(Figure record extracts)
━━━━━━━━
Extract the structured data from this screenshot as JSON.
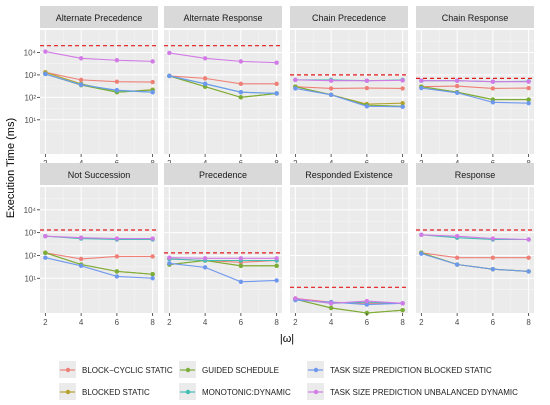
{
  "chart_data": {
    "type": "line",
    "ylabel": "Execution Time (ms)",
    "xlabel": "|ω|",
    "x": [
      2,
      4,
      6,
      8
    ],
    "x_ticks": [
      "2",
      "4",
      "6",
      "8"
    ],
    "y_scale": "log10",
    "ylim": [
      0.3,
      100000
    ],
    "y_ticks": [
      {
        "value": 10,
        "label": "10¹"
      },
      {
        "value": 100,
        "label": "10²"
      },
      {
        "value": 1000,
        "label": "10³"
      },
      {
        "value": 10000,
        "label": "10⁴"
      }
    ],
    "grid": true,
    "legend_position": "bottom",
    "series_meta": [
      {
        "key": "bcs",
        "name": "BLOCK−CYCLIC STATIC",
        "color": "#EE8077"
      },
      {
        "key": "bs",
        "name": "BLOCKED STATIC",
        "color": "#B5A22C"
      },
      {
        "key": "gs",
        "name": "GUIDED SCHEDULE",
        "color": "#7AAE38"
      },
      {
        "key": "md",
        "name": "MONOTONIC:DYNAMIC",
        "color": "#40BEB3"
      },
      {
        "key": "tbs",
        "name": "TASK SIZE PREDICTION BLOCKED STATIC",
        "color": "#6E98EE"
      },
      {
        "key": "tud",
        "name": "TASK SIZE PREDICTION UNBALANCED DYNAMIC",
        "color": "#D27BE6"
      }
    ],
    "reference_line_color": "#E31A1C",
    "panels": [
      {
        "title": "Alternate Precedence",
        "ref": 20000,
        "series": {
          "bcs": [
            1300,
            600,
            500,
            480
          ],
          "bs": [
            1300,
            400,
            170,
            220
          ],
          "gs": [
            1100,
            350,
            170,
            210
          ],
          "md": [
            1100,
            370,
            200,
            170
          ],
          "tbs": [
            1100,
            360,
            210,
            170
          ],
          "tud": [
            11000,
            5500,
            4500,
            4000
          ]
        }
      },
      {
        "title": "Alternate Response",
        "ref": 20000,
        "series": {
          "bcs": [
            900,
            700,
            400,
            400
          ],
          "bs": [
            900,
            300,
            100,
            150
          ],
          "gs": [
            900,
            300,
            100,
            150
          ],
          "md": [
            900,
            400,
            170,
            150
          ],
          "tbs": [
            900,
            400,
            170,
            150
          ],
          "tud": [
            9500,
            5500,
            4000,
            3500
          ]
        }
      },
      {
        "title": "Chain Precedence",
        "ref": 1000,
        "series": {
          "bcs": [
            300,
            250,
            260,
            250
          ],
          "bs": [
            300,
            130,
            50,
            55
          ],
          "gs": [
            300,
            130,
            45,
            40
          ],
          "md": [
            600,
            600,
            550,
            600
          ],
          "tbs": [
            250,
            130,
            40,
            38
          ],
          "tud": [
            600,
            550,
            550,
            570
          ]
        }
      },
      {
        "title": "Chain Response",
        "ref": 700,
        "series": {
          "bcs": [
            300,
            320,
            250,
            260
          ],
          "bs": [
            300,
            170,
            80,
            80
          ],
          "gs": [
            300,
            170,
            80,
            80
          ],
          "md": [
            550,
            550,
            500,
            520
          ],
          "tbs": [
            260,
            160,
            60,
            55
          ],
          "tud": [
            550,
            550,
            500,
            500
          ]
        }
      },
      {
        "title": "Not Succession",
        "ref": 1300,
        "series": {
          "bcs": [
            130,
            70,
            90,
            90
          ],
          "bs": [
            130,
            40,
            20,
            15
          ],
          "gs": [
            130,
            40,
            20,
            15
          ],
          "md": [
            700,
            550,
            500,
            500
          ],
          "tbs": [
            80,
            35,
            12,
            10
          ],
          "tud": [
            700,
            600,
            550,
            550
          ]
        }
      },
      {
        "title": "Precedence",
        "ref": 130,
        "series": {
          "bcs": [
            70,
            60,
            50,
            60
          ],
          "bs": [
            40,
            60,
            35,
            35
          ],
          "gs": [
            40,
            60,
            35,
            35
          ],
          "md": [
            70,
            60,
            60,
            60
          ],
          "tbs": [
            45,
            30,
            7,
            8
          ],
          "tud": [
            80,
            75,
            75,
            75
          ]
        }
      },
      {
        "title": "Responded Existence",
        "ref": 4,
        "series": {
          "bcs": [
            1.3,
            0.9,
            0.8,
            0.8
          ],
          "bs": [
            1.2,
            0.5,
            0.3,
            0.4
          ],
          "gs": [
            1.2,
            0.5,
            0.3,
            0.4
          ],
          "md": [
            1.2,
            0.8,
            0.9,
            0.8
          ],
          "tbs": [
            1.1,
            0.9,
            0.7,
            0.8
          ],
          "tud": [
            1.3,
            0.8,
            1.0,
            0.8
          ]
        }
      },
      {
        "title": "Response",
        "ref": 1300,
        "series": {
          "bcs": [
            130,
            80,
            80,
            80
          ],
          "bs": [
            130,
            40,
            25,
            20
          ],
          "gs": [
            130,
            40,
            25,
            20
          ],
          "md": [
            800,
            600,
            500,
            500
          ],
          "tbs": [
            120,
            40,
            25,
            20
          ],
          "tud": [
            800,
            700,
            550,
            500
          ]
        }
      }
    ]
  }
}
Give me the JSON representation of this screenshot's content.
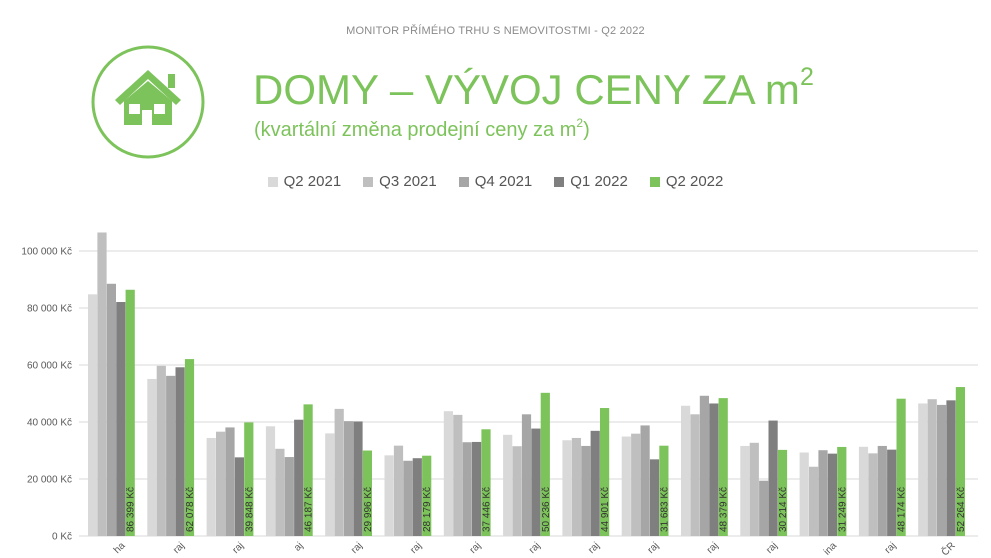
{
  "header": {
    "top_title": "MONITOR PŘÍMÉHO TRHU S NEMOVITOSTMI - Q2 2022"
  },
  "title": {
    "text": "DOMY – VÝVOJ CENY ZA m",
    "sup": "2"
  },
  "subtitle": {
    "text": "(kvartální změna prodejní ceny za m",
    "sup": "2",
    "tail": ")"
  },
  "icon": {
    "name": "house-icon",
    "color": "#7dc35b"
  },
  "colors": {
    "series": [
      "#d9d9d9",
      "#bfbfbf",
      "#a6a6a6",
      "#7f7f7f",
      "#7dc35b"
    ],
    "grid": "#d9d9d9",
    "axis_text": "#595959"
  },
  "chart_data": {
    "type": "bar",
    "categories": [
      "Praha",
      "Středočeský kraj",
      "Jihočeský kraj",
      "Plzeňský kraj",
      "Karlovarský kraj",
      "Ústecký kraj",
      "Liberecký kraj",
      "Královéhradecký kraj",
      "Pardubický kraj",
      "Kraj Vysočina",
      "Jihomoravský kraj",
      "Olomoucký kraj",
      "Zlínský kraj",
      "Moravskoslezský kraj",
      "ČR"
    ],
    "category_labels_visible": [
      "ha",
      "raj",
      "raj",
      "aj",
      "raj",
      "raj",
      "raj",
      "raj",
      "raj",
      "raj",
      "raj",
      "raj",
      "ina",
      "raj",
      "ČR"
    ],
    "series": [
      {
        "name": "Q2 2021",
        "values": [
          84800,
          55100,
          34400,
          38500,
          36000,
          28300,
          43800,
          35500,
          33600,
          34900,
          45700,
          31600,
          29300,
          31300,
          46500
        ]
      },
      {
        "name": "Q3 2021",
        "values": [
          106500,
          59700,
          36600,
          30600,
          44600,
          31700,
          42500,
          31500,
          34400,
          35900,
          42700,
          32700,
          24300,
          29000,
          48000
        ]
      },
      {
        "name": "Q4 2021",
        "values": [
          88500,
          56200,
          38100,
          27700,
          40300,
          26400,
          32900,
          42700,
          31600,
          38800,
          49200,
          19400,
          30100,
          31600,
          46000
        ]
      },
      {
        "name": "Q1 2022",
        "values": [
          82100,
          59200,
          27600,
          40800,
          40200,
          27300,
          33000,
          37700,
          36900,
          26900,
          46500,
          40500,
          28900,
          30300,
          47600
        ]
      },
      {
        "name": "Q2 2022",
        "values": [
          86399,
          62078,
          39848,
          46187,
          29996,
          28179,
          37446,
          50236,
          44901,
          31683,
          48379,
          30214,
          31249,
          48174,
          52264
        ]
      }
    ],
    "data_labels": [
      "86 399 Kč",
      "62 078 Kč",
      "39 848 Kč",
      "46 187 Kč",
      "29 996 Kč",
      "28 179 Kč",
      "37 446 Kč",
      "50 236 Kč",
      "44 901 Kč",
      "31 683 Kč",
      "48 379 Kč",
      "30 214 Kč",
      "31 249 Kč",
      "48 174 Kč",
      "52 264 Kč"
    ],
    "y_ticks": [
      "0 Kč",
      "20 000 Kč",
      "40 000 Kč",
      "60 000 Kč",
      "80 000 Kč",
      "100 000 Kč"
    ],
    "ylim": [
      0,
      110000
    ],
    "grid": true,
    "legend": "top-center"
  }
}
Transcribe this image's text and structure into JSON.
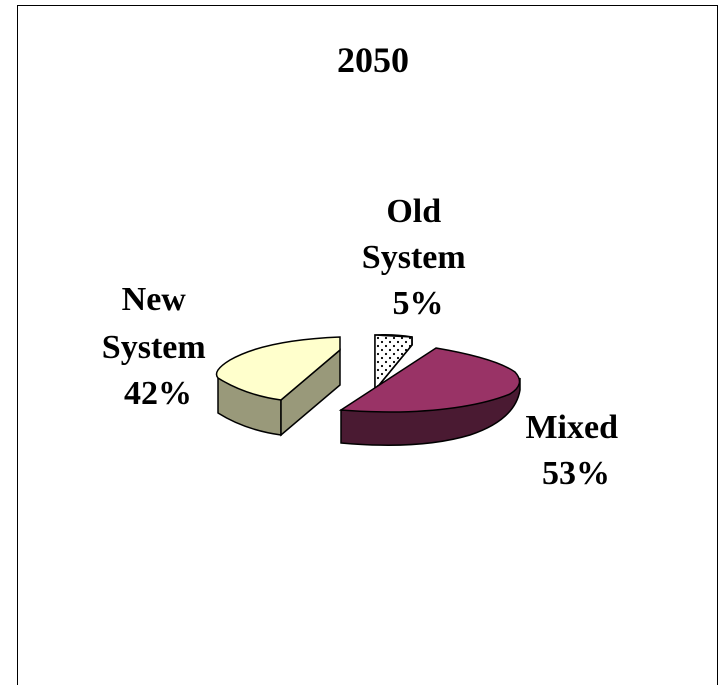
{
  "chart_data": {
    "type": "pie",
    "title": "2050",
    "style": "3d-exploded",
    "slices": [
      {
        "label_lines": [
          "Old",
          "System",
          "5%"
        ],
        "value": 5,
        "pattern": "dotted-hatched"
      },
      {
        "label_lines": [
          "Mixed",
          "53%"
        ],
        "value": 53,
        "color": "#993366",
        "side": "#4a1a32"
      },
      {
        "label_lines": [
          "New",
          "System",
          "42%"
        ],
        "value": 42,
        "color": "#ffffcc",
        "side": "#99997a"
      }
    ]
  }
}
━━━━━━━━
Every line in the data above that contains "STATIC" needs to be copied.

The reply:
        "name": "BLOCK−CYCLIC STATIC",
        "name": "BLOCKED STATIC",
        "name": "TASK SIZE PREDICTION BLOCKED STATIC",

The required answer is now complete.